Commentary

How 15-minute med checks hurt patient care


 

I am grateful to Drs. Phil Bohnert and Anne O’Connell for pointing out how the 15-minute medication check is hurting quality of care (Current Psychiatry, January 2006). How can Dr. H. Steven Moffic criticize their work as “a cheap shot?” (Current Psychiatry, March 2006).

On a typical morning, I see 14 patients for 15 minutes each. Some come a couple minutes late, pushing back other appointments so that I am seeing the last patient 15 to 20 minutes later than scheduled. I barely get time for lunch before the afternoon’s first patient arrives.

If Dr. Moffic can handle an “assembly line” of patients, more power to him. For the sake of quality care, I should not be doing that.

Also, let’s say you have one patient in your exam room and another in your waiting room. The patient you are treating announces out of the blue that he or she is suicidal.

How would Dr. Moffic handle that? And how does he deal with calls, pages, patient forms, and other distractions within 15 minutes?

Dr. Moffic’s patients may prefer shorter visits, but over 35 years I have yet to meet a patient who wants to be rushed out the door.

Fuat Ulus, MD
Erie, PA

Dr. Moffic responds

I praised Dr. Bohnert’s and O’Connell’s article as a whole, but was concerned that yet another demonizing of managed care was hurting physician morale.

Time limits might be making practice difficult for Dr. Ulus and many others, but 15-minute medication checks were in place in many community psychiatry settings before managed care and are standard for public-care settings in areas where managed care has yet to make inroads. That said, limited government funding poses the most serious hazard for public medicine.

- EXPLORE THE MATERIAL
1) In the commentary on 15-minute medication checks, how many patients does the letter writer see on a typical morning?
2) Translate this sentence from the commentary on 15-minute medication checks into Spanish: "I barely get time for lunch before the afternoon’s first patient arrives."

- RAW DATA
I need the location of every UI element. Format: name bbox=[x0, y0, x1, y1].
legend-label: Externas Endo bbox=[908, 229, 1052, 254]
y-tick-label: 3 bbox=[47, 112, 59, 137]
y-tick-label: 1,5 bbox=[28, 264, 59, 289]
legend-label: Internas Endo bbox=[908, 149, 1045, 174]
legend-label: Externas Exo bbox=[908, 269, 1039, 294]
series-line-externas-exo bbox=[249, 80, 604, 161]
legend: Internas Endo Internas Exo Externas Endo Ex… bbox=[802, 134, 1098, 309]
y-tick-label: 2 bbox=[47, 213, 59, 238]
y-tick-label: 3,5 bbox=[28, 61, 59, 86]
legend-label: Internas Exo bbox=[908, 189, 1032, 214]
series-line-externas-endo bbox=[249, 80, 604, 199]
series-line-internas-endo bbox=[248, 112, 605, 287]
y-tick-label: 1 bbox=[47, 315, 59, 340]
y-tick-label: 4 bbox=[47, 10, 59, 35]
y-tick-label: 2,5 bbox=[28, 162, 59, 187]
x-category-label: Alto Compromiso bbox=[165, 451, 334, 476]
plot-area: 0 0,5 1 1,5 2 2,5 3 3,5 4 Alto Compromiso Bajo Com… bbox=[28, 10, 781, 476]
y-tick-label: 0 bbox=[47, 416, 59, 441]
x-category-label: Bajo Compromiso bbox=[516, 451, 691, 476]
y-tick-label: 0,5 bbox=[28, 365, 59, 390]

- ANSWERS TO THIS EXERCISE
1) 14 patients, for 15 minutes each.

2) Apenas tengo tiempo para almorzar antes de que llegue el primer paciente de la tarde.